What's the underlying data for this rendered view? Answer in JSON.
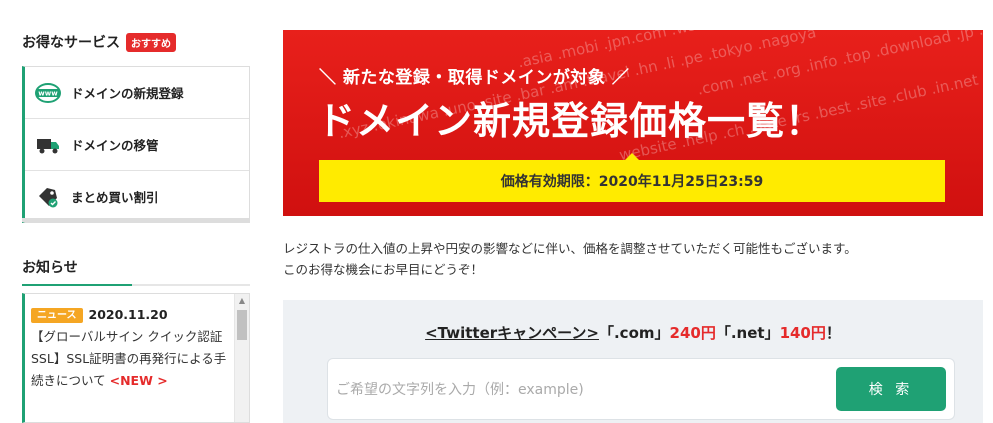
{
  "sidebar": {
    "services_title": "お得なサービス",
    "services_badge": "おすすめ",
    "services": [
      {
        "label": "ドメインの新規登録",
        "icon": "www-globe-icon"
      },
      {
        "label": "ドメインの移管",
        "icon": "transfer-truck-icon"
      },
      {
        "label": "まとめ買い割引",
        "icon": "discount-tag-icon"
      }
    ],
    "news_title": "お知らせ",
    "news": {
      "tag": "ニュース",
      "date": "2020.11.20",
      "text": "【グローバルサイン クイック認証SSL】SSL証明書の再発行による手続きについて",
      "new_label": "<NEW >"
    }
  },
  "banner": {
    "subtitle": "新たな登録・取得ドメインが対象",
    "title": "ドメイン新規登録価格一覧！",
    "period": "価格有効期限：2020年11月25日23:59",
    "tlds": [
      ".asia .mobi .jpn.com .ws .tv .name .link .jp .biz",
      ".xyz .okinawa .uno .site .bar .am .travel .hn .li .pe .tokyo .nagoya",
      ".com .net .org .info .top .download .jp .me .co",
      "website .help .ch .date .rs .best .site .club .in.net .se"
    ],
    "accent_color": "#e52b2b",
    "period_bg": "#ffeb00"
  },
  "intro": {
    "line1": "レジストラの仕入値の上昇や円安の影響などに伴い、価格を調整させていただく可能性もございます。",
    "line2": "このお得な機会にお早目にどうぞ！"
  },
  "search": {
    "campaign_link": "<Twitterキャンペーン>",
    "campaign_com": "「.com」",
    "campaign_com_price": "240円",
    "campaign_net": "「.net」",
    "campaign_net_price": "140円",
    "campaign_end": "！",
    "placeholder": "ご希望の文字列を入力（例：example)",
    "button_label": "検 索",
    "button_color": "#1fa174"
  }
}
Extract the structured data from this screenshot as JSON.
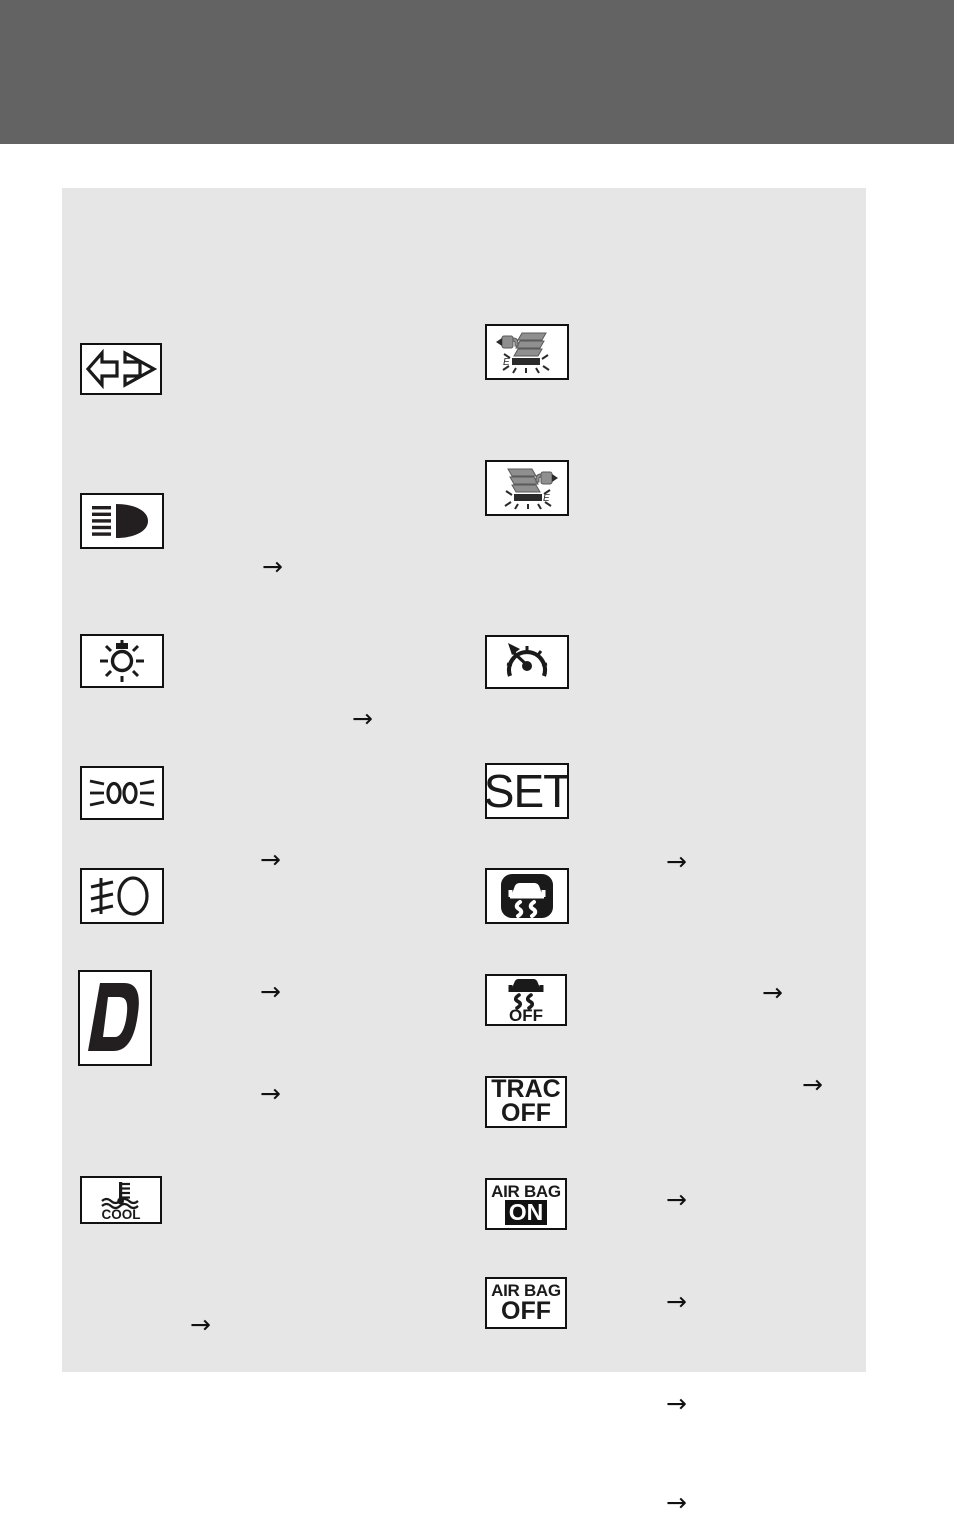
{
  "page": {
    "background_color": "#ffffff",
    "header_color": "#636363",
    "panel_color": "#e6e6e6",
    "ink_color": "#111111"
  },
  "left_column": {
    "items": [
      {
        "icon": "turn-signal-indicator-icon",
        "label": "",
        "arrow": "→"
      },
      {
        "icon": "high-beam-indicator-icon",
        "label": "",
        "arrow": "→"
      },
      {
        "icon": "headlight-indicator-icon",
        "label": "",
        "arrow": "→"
      },
      {
        "icon": "tail-light-indicator-icon",
        "label": "",
        "arrow": "→"
      },
      {
        "icon": "front-fog-light-indicator-icon",
        "label": "",
        "arrow": "→"
      },
      {
        "icon": "drive-mode-d-indicator-icon",
        "label": "D",
        "arrow": "→"
      },
      {
        "icon": "low-coolant-temperature-indicator-icon",
        "label": "COOL",
        "arrow": ""
      }
    ]
  },
  "right_column": {
    "items": [
      {
        "icon": "driver-seat-belt-reminder-icon",
        "label": "",
        "arrow": ""
      },
      {
        "icon": "passenger-seat-belt-reminder-icon",
        "label": "",
        "arrow": ""
      },
      {
        "icon": "cruise-control-indicator-icon",
        "label": "",
        "arrow": "→"
      },
      {
        "icon": "cruise-set-indicator-icon",
        "label": "SET",
        "arrow": "→"
      },
      {
        "icon": "slip-indicator-icon",
        "label": "",
        "arrow": "→"
      },
      {
        "icon": "vsc-off-indicator-icon",
        "label": "OFF",
        "arrow": "→"
      },
      {
        "icon": "trac-off-indicator-icon",
        "label_line1": "TRAC",
        "label_line2": "OFF",
        "arrow": "→"
      },
      {
        "icon": "air-bag-on-indicator-icon",
        "label_line1": "AIR BAG",
        "label_line2": "ON",
        "arrow": "→"
      },
      {
        "icon": "air-bag-off-indicator-icon",
        "label_line1": "AIR BAG",
        "label_line2": "OFF",
        "arrow": "→"
      }
    ]
  }
}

━━━━━━━━━━

Pull out each line holding the string "cruise".

        "icon": "cruise-control-indicator-icon",
        "icon": "cruise-set-indicator-icon",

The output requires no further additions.